Skip every picture and transcribe the remaining material exactly.

Collection entries
——————

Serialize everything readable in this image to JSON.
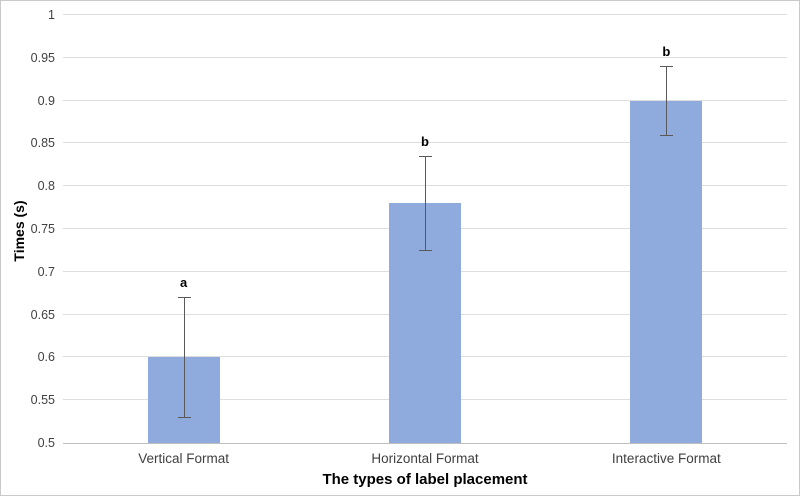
{
  "chart_data": {
    "type": "bar",
    "title": "",
    "xlabel": "The types of label placement",
    "ylabel": "Times (s)",
    "categories": [
      "Vertical Format",
      "Horizontal Format",
      "Interactive Format"
    ],
    "values": [
      0.6,
      0.78,
      0.9
    ],
    "errors": {
      "low": [
        0.53,
        0.725,
        0.86
      ],
      "high": [
        0.67,
        0.835,
        0.94
      ]
    },
    "annotations": [
      "a",
      "b",
      "b"
    ],
    "ylim": [
      0.5,
      1
    ],
    "yticks": [
      0.5,
      0.55,
      0.6,
      0.65,
      0.7,
      0.75,
      0.8,
      0.85,
      0.9,
      0.95,
      1
    ],
    "ytick_labels": [
      "0.5",
      "0.55",
      "0.6",
      "0.65",
      "0.7",
      "0.75",
      "0.8",
      "0.85",
      "0.9",
      "0.95",
      "1"
    ],
    "grid": true,
    "legend": "none",
    "colors": {
      "bar_fill": "#8faadc",
      "error_bar": "#595959",
      "gridline": "#dedede",
      "axis_line": "#bfbfbf",
      "tick_text": "#404040",
      "label_text": "#000000",
      "border": "#c9c9c9"
    }
  }
}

——————

ANSWER FOR THE TASK
Serialize everything readable in this image to JSON.
{
  "chart_data": {
    "type": "bar",
    "title": "",
    "xlabel": "The types of label placement",
    "ylabel": "Times (s)",
    "categories": [
      "Vertical Format",
      "Horizontal Format",
      "Interactive Format"
    ],
    "values": [
      0.6,
      0.78,
      0.9
    ],
    "errors": {
      "low": [
        0.53,
        0.725,
        0.86
      ],
      "high": [
        0.67,
        0.835,
        0.94
      ]
    },
    "annotations": [
      "a",
      "b",
      "b"
    ],
    "ylim": [
      0.5,
      1
    ],
    "yticks": [
      0.5,
      0.55,
      0.6,
      0.65,
      0.7,
      0.75,
      0.8,
      0.85,
      0.9,
      0.95,
      1
    ],
    "ytick_labels": [
      "0.5",
      "0.55",
      "0.6",
      "0.65",
      "0.7",
      "0.75",
      "0.8",
      "0.85",
      "0.9",
      "0.95",
      "1"
    ],
    "grid": true,
    "legend": "none",
    "colors": {
      "bar_fill": "#8faadc",
      "error_bar": "#595959",
      "gridline": "#dedede",
      "axis_line": "#bfbfbf",
      "tick_text": "#404040",
      "label_text": "#000000",
      "border": "#c9c9c9"
    }
  }
}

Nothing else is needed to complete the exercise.